Records for this task ▸

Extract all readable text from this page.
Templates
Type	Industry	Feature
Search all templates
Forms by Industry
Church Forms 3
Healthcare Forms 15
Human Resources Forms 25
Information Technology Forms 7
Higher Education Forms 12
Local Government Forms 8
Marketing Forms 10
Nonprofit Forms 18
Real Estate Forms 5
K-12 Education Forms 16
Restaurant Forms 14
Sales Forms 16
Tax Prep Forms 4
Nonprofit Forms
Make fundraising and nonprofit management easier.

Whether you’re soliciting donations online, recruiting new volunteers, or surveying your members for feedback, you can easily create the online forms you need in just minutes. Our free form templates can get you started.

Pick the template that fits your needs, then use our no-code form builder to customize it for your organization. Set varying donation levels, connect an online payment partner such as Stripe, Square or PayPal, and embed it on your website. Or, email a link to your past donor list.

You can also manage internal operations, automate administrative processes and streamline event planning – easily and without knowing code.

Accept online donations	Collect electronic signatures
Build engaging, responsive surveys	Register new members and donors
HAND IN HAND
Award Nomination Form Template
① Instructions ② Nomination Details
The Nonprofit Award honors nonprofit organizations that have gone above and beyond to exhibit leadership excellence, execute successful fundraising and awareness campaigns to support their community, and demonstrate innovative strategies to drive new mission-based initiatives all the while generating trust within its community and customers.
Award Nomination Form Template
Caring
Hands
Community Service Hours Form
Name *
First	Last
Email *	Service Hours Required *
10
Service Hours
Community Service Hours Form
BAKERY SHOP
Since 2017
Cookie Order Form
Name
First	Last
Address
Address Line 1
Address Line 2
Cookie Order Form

==

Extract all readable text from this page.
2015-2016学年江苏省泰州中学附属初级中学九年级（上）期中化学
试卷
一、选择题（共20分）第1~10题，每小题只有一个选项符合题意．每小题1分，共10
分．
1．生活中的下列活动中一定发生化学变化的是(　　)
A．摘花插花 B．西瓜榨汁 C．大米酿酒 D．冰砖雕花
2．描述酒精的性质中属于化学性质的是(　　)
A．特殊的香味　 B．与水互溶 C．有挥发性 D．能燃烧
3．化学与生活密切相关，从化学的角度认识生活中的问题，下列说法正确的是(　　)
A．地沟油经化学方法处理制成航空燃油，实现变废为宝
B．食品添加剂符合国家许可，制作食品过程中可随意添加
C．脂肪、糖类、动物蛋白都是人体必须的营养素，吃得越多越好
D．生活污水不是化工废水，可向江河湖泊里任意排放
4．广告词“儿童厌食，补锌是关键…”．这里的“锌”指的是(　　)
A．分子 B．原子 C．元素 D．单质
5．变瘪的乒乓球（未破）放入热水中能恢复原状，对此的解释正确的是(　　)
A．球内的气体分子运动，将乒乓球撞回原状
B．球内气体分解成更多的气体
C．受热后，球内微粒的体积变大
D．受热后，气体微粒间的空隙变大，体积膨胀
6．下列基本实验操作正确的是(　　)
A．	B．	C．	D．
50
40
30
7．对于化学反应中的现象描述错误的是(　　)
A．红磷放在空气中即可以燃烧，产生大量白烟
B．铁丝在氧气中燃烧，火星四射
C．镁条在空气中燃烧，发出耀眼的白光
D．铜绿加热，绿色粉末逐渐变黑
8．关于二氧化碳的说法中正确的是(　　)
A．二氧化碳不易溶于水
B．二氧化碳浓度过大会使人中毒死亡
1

...

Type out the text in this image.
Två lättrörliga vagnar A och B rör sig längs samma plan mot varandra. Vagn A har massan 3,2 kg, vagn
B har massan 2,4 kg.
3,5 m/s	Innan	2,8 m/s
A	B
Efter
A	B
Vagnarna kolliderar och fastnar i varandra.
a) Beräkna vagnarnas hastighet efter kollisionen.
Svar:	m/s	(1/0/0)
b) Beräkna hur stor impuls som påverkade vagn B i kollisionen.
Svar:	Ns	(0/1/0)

The problem ▸ Filter the records, keeping only lines that contain "kollisionen", and show those lines.

Task output ▸
a) Beräkna vagnarnas hastighet efter kollisionen.
b) Beräkna hur stor impuls som påverkade vagn B i kollisionen.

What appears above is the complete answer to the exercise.